» **The problem**
Quote the entries that follow exactly, leaving none out.
— START OF Material shown —
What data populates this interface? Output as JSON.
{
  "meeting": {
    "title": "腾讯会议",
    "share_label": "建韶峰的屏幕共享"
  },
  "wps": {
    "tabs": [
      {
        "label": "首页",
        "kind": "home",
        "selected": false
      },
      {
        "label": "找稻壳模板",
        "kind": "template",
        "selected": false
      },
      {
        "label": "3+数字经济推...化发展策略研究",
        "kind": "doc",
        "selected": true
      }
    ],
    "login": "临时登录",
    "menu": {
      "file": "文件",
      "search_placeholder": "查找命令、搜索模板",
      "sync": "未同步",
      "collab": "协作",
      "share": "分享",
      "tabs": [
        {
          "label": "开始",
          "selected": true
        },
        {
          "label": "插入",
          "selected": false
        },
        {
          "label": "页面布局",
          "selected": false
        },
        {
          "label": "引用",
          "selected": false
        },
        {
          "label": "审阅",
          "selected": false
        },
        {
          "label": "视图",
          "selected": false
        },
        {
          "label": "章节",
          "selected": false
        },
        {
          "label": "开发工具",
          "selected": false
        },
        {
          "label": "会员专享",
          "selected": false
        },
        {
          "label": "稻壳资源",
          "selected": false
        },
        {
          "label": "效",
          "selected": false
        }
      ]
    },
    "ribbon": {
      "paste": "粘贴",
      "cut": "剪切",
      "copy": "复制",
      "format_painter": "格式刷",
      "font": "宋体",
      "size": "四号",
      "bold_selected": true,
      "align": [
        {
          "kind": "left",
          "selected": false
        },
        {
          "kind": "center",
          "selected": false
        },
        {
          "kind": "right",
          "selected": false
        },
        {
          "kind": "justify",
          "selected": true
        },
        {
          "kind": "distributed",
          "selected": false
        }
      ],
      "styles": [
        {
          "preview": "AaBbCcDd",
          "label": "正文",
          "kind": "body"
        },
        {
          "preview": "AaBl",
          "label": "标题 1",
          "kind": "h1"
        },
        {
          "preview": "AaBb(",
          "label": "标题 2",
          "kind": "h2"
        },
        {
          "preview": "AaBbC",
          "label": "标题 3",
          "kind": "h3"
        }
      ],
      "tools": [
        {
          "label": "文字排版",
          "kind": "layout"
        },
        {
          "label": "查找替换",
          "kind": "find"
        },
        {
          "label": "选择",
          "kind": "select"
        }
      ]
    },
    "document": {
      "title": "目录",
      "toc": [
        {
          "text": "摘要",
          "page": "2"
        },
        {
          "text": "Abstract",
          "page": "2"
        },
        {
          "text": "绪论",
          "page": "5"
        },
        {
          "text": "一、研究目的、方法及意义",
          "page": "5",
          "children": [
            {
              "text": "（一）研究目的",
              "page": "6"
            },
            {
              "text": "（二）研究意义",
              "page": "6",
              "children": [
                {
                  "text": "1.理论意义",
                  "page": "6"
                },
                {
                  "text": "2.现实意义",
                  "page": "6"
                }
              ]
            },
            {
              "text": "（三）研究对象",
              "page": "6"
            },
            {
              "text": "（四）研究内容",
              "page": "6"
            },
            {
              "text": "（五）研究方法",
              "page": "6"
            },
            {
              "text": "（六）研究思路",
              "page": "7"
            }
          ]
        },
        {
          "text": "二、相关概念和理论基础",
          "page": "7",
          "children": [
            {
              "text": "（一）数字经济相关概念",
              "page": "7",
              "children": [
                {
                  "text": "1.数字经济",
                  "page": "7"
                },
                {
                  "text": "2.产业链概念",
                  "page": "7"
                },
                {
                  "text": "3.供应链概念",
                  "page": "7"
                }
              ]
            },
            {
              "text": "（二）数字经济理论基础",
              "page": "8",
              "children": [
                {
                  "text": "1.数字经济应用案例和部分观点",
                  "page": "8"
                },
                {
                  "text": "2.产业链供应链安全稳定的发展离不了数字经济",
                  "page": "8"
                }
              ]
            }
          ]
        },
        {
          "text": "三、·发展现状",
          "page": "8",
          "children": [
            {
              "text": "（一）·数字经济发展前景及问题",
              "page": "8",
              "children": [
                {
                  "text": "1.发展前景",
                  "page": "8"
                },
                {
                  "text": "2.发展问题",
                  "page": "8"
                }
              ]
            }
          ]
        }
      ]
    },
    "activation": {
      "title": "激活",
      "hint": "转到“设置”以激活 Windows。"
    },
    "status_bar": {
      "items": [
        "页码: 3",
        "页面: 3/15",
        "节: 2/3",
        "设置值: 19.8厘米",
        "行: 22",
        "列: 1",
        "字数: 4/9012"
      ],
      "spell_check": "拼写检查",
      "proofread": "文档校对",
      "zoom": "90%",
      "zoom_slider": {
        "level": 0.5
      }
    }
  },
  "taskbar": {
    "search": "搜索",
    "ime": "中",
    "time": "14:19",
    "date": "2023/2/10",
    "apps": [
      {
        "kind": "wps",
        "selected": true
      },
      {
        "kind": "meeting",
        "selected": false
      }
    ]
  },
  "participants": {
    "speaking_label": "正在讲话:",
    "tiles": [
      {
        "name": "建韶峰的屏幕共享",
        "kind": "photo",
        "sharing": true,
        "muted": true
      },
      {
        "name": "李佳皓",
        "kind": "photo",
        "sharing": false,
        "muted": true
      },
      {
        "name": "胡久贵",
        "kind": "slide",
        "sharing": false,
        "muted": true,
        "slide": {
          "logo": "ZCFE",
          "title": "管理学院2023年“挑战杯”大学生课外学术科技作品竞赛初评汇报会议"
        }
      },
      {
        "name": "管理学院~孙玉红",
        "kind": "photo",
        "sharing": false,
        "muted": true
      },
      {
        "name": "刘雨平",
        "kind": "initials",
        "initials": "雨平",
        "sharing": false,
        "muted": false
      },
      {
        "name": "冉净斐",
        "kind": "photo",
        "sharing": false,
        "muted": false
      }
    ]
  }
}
— END OF Material shown —
» **Answer in full**
What data populates this interface? Output as JSON.
{
  "meeting": {
    "title": "腾讯会议",
    "share_label": "建韶峰的屏幕共享"
  },
  "wps": {
    "tabs": [
      {
        "label": "首页",
        "kind": "home",
        "selected": false
      },
      {
        "label": "找稻壳模板",
        "kind": "template",
        "selected": false
      },
      {
        "label": "3+数字经济推...化发展策略研究",
        "kind": "doc",
        "selected": true
      }
    ],
    "login": "临时登录",
    "menu": {
      "file": "文件",
      "search_placeholder": "查找命令、搜索模板",
      "sync": "未同步",
      "collab": "协作",
      "share": "分享",
      "tabs": [
        {
          "label": "开始",
          "selected": true
        },
        {
          "label": "插入",
          "selected": false
        },
        {
          "label": "页面布局",
          "selected": false
        },
        {
          "label": "引用",
          "selected": false
        },
        {
          "label": "审阅",
          "selected": false
        },
        {
          "label": "视图",
          "selected": false
        },
        {
          "label": "章节",
          "selected": false
        },
        {
          "label": "开发工具",
          "selected": false
        },
        {
          "label": "会员专享",
          "selected": false
        },
        {
          "label": "稻壳资源",
          "selected": false
        },
        {
          "label": "效",
          "selected": false
        }
      ]
    },
    "ribbon": {
      "paste": "粘贴",
      "cut": "剪切",
      "copy": "复制",
      "format_painter": "格式刷",
      "font": "宋体",
      "size": "四号",
      "bold_selected": true,
      "align": [
        {
          "kind": "left",
          "selected": false
        },
        {
          "kind": "center",
          "selected": false
        },
        {
          "kind": "right",
          "selected": false
        },
        {
          "kind": "justify",
          "selected": true
        },
        {
          "kind": "distributed",
          "selected": false
        }
      ],
      "styles": [
        {
          "preview": "AaBbCcDd",
          "label": "正文",
          "kind": "body"
        },
        {
          "preview": "AaBl",
          "label": "标题 1",
          "kind": "h1"
        },
        {
          "preview": "AaBb(",
          "label": "标题 2",
          "kind": "h2"
        },
        {
          "preview": "AaBbC",
          "label": "标题 3",
          "kind": "h3"
        }
      ],
      "tools": [
        {
          "label": "文字排版",
          "kind": "layout"
        },
        {
          "label": "查找替换",
          "kind": "find"
        },
        {
          "label": "选择",
          "kind": "select"
        }
      ]
    },
    "document": {
      "title": "目录",
      "toc": [
        {
          "text": "摘要",
          "page": "2"
        },
        {
          "text": "Abstract",
          "page": "2"
        },
        {
          "text": "绪论",
          "page": "5"
        },
        {
          "text": "一、研究目的、方法及意义",
          "page": "5",
          "children": [
            {
              "text": "（一）研究目的",
              "page": "6"
            },
            {
              "text": "（二）研究意义",
              "page": "6",
              "children": [
                {
                  "text": "1.理论意义",
                  "page": "6"
                },
                {
                  "text": "2.现实意义",
                  "page": "6"
                }
              ]
            },
            {
              "text": "（三）研究对象",
              "page": "6"
            },
            {
              "text": "（四）研究内容",
              "page": "6"
            },
            {
              "text": "（五）研究方法",
              "page": "6"
            },
            {
              "text": "（六）研究思路",
              "page": "7"
            }
          ]
        },
        {
          "text": "二、相关概念和理论基础",
          "page": "7",
          "children": [
            {
              "text": "（一）数字经济相关概念",
              "page": "7",
              "children": [
                {
                  "text": "1.数字经济",
                  "page": "7"
                },
                {
                  "text": "2.产业链概念",
                  "page": "7"
                },
                {
                  "text": "3.供应链概念",
                  "page": "7"
                }
              ]
            },
            {
              "text": "（二）数字经济理论基础",
              "page": "8",
              "children": [
                {
                  "text": "1.数字经济应用案例和部分观点",
                  "page": "8"
                },
                {
                  "text": "2.产业链供应链安全稳定的发展离不了数字经济",
                  "page": "8"
                }
              ]
            }
          ]
        },
        {
          "text": "三、·发展现状",
          "page": "8",
          "children": [
            {
              "text": "（一）·数字经济发展前景及问题",
              "page": "8",
              "children": [
                {
                  "text": "1.发展前景",
                  "page": "8"
                },
                {
                  "text": "2.发展问题",
                  "page": "8"
                }
              ]
            }
          ]
        }
      ]
    },
    "activation": {
      "title": "激活",
      "hint": "转到“设置”以激活 Windows。"
    },
    "status_bar": {
      "items": [
        "页码: 3",
        "页面: 3/15",
        "节: 2/3",
        "设置值: 19.8厘米",
        "行: 22",
        "列: 1",
        "字数: 4/9012"
      ],
      "spell_check": "拼写检查",
      "proofread": "文档校对",
      "zoom": "90%",
      "zoom_slider": {
        "level": 0.5
      }
    }
  },
  "taskbar": {
    "search": "搜索",
    "ime": "中",
    "time": "14:19",
    "date": "2023/2/10",
    "apps": [
      {
        "kind": "wps",
        "selected": true
      },
      {
        "kind": "meeting",
        "selected": false
      }
    ]
  },
  "participants": {
    "speaking_label": "正在讲话:",
    "tiles": [
      {
        "name": "建韶峰的屏幕共享",
        "kind": "photo",
        "sharing": true,
        "muted": true
      },
      {
        "name": "李佳皓",
        "kind": "photo",
        "sharing": false,
        "muted": true
      },
      {
        "name": "胡久贵",
        "kind": "slide",
        "sharing": false,
        "muted": true,
        "slide": {
          "logo": "ZCFE",
          "title": "管理学院2023年“挑战杯”大学生课外学术科技作品竞赛初评汇报会议"
        }
      },
      {
        "name": "管理学院~孙玉红",
        "kind": "photo",
        "sharing": false,
        "muted": true
      },
      {
        "name": "刘雨平",
        "kind": "initials",
        "initials": "雨平",
        "sharing": false,
        "muted": false
      },
      {
        "name": "冉净斐",
        "kind": "photo",
        "sharing": false,
        "muted": false
      }
    ]
  }
}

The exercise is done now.